(Dataset items)
•••

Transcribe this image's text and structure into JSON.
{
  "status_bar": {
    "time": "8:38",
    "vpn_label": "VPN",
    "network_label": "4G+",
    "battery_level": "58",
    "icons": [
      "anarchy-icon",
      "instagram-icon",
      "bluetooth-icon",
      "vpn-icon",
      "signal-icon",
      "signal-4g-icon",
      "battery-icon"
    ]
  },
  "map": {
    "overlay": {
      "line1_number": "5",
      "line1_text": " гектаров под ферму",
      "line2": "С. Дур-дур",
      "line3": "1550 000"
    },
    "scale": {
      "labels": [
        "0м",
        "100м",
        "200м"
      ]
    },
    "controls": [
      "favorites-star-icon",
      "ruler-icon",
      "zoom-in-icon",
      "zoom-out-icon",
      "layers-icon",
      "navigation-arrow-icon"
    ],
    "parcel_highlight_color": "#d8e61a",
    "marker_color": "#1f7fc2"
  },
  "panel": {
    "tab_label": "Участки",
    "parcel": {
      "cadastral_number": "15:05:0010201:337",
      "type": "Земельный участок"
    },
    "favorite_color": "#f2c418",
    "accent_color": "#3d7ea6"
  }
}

•••

Output the full listing exactly as it stands.

Transcribe this image's text and structure into JSON.
{
  "status_bar": {
    "time": "8:38",
    "vpn_label": "VPN",
    "network_label": "4G+",
    "battery_level": "58",
    "icons": [
      "anarchy-icon",
      "instagram-icon",
      "bluetooth-icon",
      "vpn-icon",
      "signal-icon",
      "signal-4g-icon",
      "battery-icon"
    ]
  },
  "map": {
    "overlay": {
      "line1_number": "5",
      "line1_text": " гектаров под ферму",
      "line2": "С. Дур-дур",
      "line3": "1550 000"
    },
    "scale": {
      "labels": [
        "0м",
        "100м",
        "200м"
      ]
    },
    "controls": [
      "favorites-star-icon",
      "ruler-icon",
      "zoom-in-icon",
      "zoom-out-icon",
      "layers-icon",
      "navigation-arrow-icon"
    ],
    "parcel_highlight_color": "#d8e61a",
    "marker_color": "#1f7fc2"
  },
  "panel": {
    "tab_label": "Участки",
    "parcel": {
      "cadastral_number": "15:05:0010201:337",
      "type": "Земельный участок"
    },
    "favorite_color": "#f2c418",
    "accent_color": "#3d7ea6"
  }
}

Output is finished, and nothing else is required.